What the task asks
Give every line of the items below as a Markdown table with the columns Row and Line, numbering the rows and skipping blank lines. Leave the pictures out of the answer.

Element and region listings:
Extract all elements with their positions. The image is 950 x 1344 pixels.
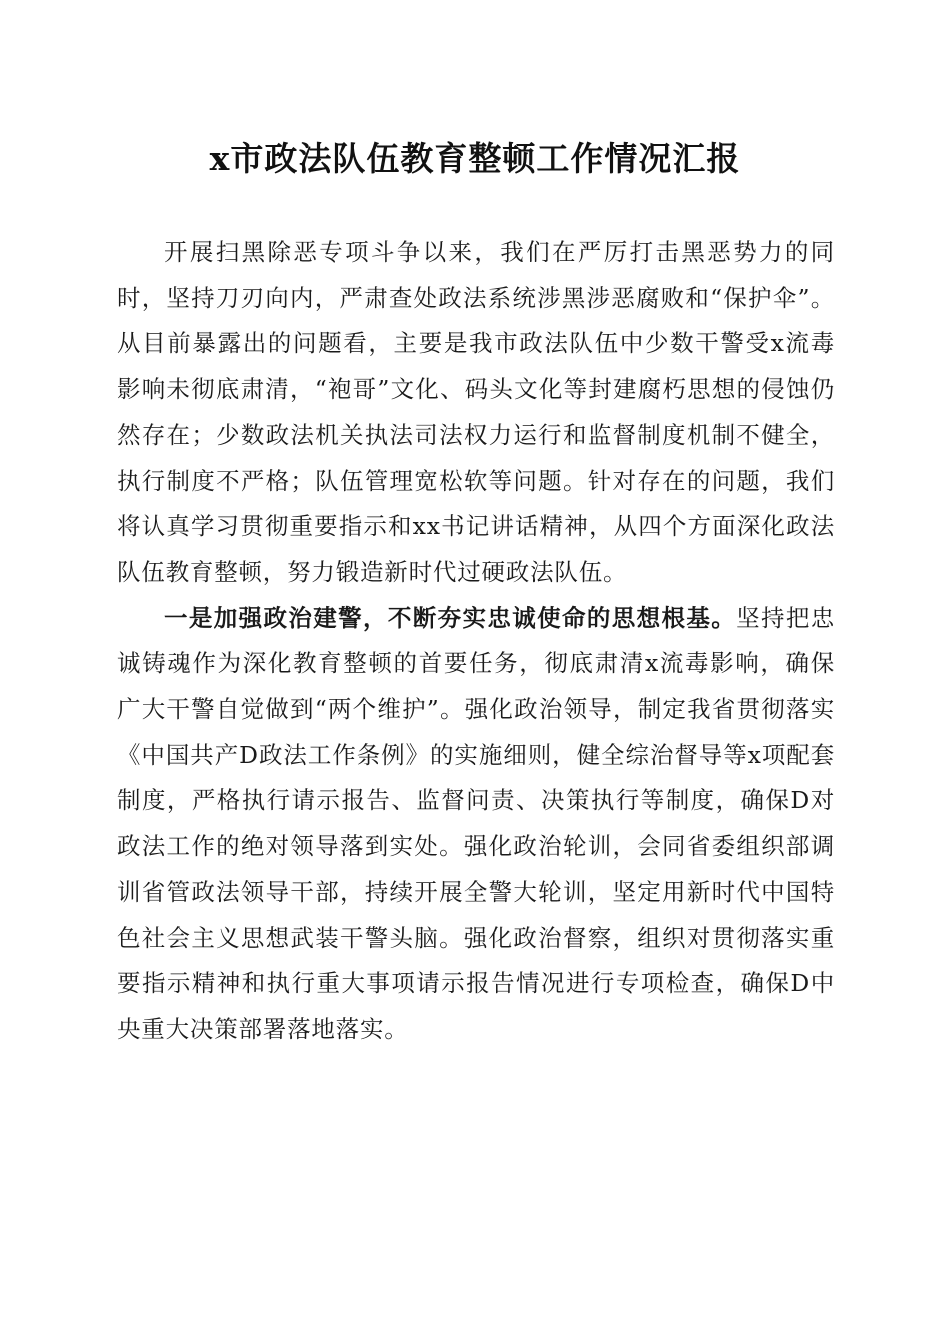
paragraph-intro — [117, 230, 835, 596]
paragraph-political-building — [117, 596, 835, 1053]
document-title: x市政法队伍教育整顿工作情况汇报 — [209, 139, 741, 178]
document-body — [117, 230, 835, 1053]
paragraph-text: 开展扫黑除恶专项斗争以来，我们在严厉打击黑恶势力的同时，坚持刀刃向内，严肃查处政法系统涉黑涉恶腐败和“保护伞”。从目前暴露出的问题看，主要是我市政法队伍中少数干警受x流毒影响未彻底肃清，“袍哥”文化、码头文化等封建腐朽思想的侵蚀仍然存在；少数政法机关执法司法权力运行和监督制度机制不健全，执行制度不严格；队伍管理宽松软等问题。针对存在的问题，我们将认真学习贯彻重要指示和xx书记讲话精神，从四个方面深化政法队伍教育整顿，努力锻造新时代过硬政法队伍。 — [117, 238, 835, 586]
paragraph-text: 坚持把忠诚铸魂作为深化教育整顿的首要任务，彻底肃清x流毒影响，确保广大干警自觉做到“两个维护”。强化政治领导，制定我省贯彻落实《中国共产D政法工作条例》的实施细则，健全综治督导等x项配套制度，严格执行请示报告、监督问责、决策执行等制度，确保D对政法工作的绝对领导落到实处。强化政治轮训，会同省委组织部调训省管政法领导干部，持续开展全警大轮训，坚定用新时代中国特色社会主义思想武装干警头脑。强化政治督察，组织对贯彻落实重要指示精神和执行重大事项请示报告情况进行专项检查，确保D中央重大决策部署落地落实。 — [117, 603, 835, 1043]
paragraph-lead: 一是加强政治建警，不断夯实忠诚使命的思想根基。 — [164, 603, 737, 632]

Response for this exercise
| Row | Line |
|---|---|
| 1 | Extract all elements with their positions. The image is 950 x 1344 pixels. |
| 2 | paragraph-intro — [117, 230, 835, 596] |
| 3 | paragraph-political-building — [117, 596, 835, 1053] |
| 4 | document-title: x市政法队伍教育整顿工作情况汇报 — [209, 139, 741, 178] |
| 5 | document-body — [117, 230, 835, 1053] |
| 6 | paragraph-text: 开展扫黑除恶专项斗争以来，我们在严厉打击黑恶势力的同时，坚持刀刃向内，严肃查处政法系统涉黑涉恶腐败和“保护伞”。从目前暴露出的问题看，主要是我市政法队伍中少数干警受x流毒影响未彻底肃清，“袍哥”文化、码头文化等封建腐朽思想的侵蚀仍然存在；少数政法机关执法司法权力运行和监督制度机制不健全，执行制度不严格；队伍管理宽松软等问题。针对存在的问题，我们将认真学习贯彻重要指示和xx书记讲话精神，从四个方面深化政法队伍教育整顿，努力锻造新时代过硬政法队伍。 — [117, 238, 835, 586] |
| 7 | paragraph-text: 坚持把忠诚铸魂作为深化教育整顿的首要任务，彻底肃清x流毒影响，确保广大干警自觉做到“两个维护”。强化政治领导，制定我省贯彻落实《中国共产D政法工作条例》的实施细则，健全综治督导等x项配套制度，严格执行请示报告、监督问责、决策执行等制度，确保D对政法工作的绝对领导落到实处。强化政治轮训，会同省委组织部调训省管政法领导干部，持续开展全警大轮训，坚定用新时代中国特色社会主义思想武装干警头脑。强化政治督察，组织对贯彻落实重要指示精神和执行重大事项请示报告情况进行专项检查，确保D中央重大决策部署落地落实。 — [117, 603, 835, 1043] |
| 8 | paragraph-lead: 一是加强政治建警，不断夯实忠诚使命的思想根基。 — [164, 603, 737, 632] |